[begin Data shown]

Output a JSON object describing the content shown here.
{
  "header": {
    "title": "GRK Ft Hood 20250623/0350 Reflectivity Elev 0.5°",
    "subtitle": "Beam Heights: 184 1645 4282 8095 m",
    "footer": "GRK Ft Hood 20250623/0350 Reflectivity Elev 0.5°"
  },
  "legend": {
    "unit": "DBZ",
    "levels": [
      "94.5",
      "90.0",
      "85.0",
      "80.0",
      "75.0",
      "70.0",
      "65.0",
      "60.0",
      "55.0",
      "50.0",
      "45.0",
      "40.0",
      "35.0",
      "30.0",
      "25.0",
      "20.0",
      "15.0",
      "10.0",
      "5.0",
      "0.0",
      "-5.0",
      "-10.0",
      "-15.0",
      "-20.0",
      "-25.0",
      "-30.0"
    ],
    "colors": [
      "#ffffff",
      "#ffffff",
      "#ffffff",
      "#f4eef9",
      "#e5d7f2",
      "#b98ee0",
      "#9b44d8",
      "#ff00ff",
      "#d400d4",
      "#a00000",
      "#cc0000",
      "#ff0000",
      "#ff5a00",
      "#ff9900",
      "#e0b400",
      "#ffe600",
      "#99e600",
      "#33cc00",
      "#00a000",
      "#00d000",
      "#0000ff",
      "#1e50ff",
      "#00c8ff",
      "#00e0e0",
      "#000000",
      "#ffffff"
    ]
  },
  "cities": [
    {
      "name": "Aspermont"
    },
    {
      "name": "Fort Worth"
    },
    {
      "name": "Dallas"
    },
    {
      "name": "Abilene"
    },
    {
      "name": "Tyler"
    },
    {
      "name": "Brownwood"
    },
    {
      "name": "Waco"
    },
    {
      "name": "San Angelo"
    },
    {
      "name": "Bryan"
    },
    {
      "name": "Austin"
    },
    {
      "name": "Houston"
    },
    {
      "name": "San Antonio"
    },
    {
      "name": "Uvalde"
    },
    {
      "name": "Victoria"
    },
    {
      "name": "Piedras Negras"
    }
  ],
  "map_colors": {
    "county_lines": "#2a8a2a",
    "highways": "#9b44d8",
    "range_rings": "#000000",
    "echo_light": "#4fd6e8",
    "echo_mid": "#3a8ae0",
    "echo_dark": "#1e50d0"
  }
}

[end Data shown]

Find every line in the records above that holds the word "Hood", and copy each one.

Response for this exercise>
    "title": "GRK Ft Hood 20250623/0350 Reflectivity Elev 0.5°",
    "footer": "GRK Ft Hood 20250623/0350 Reflectivity Elev 0.5°"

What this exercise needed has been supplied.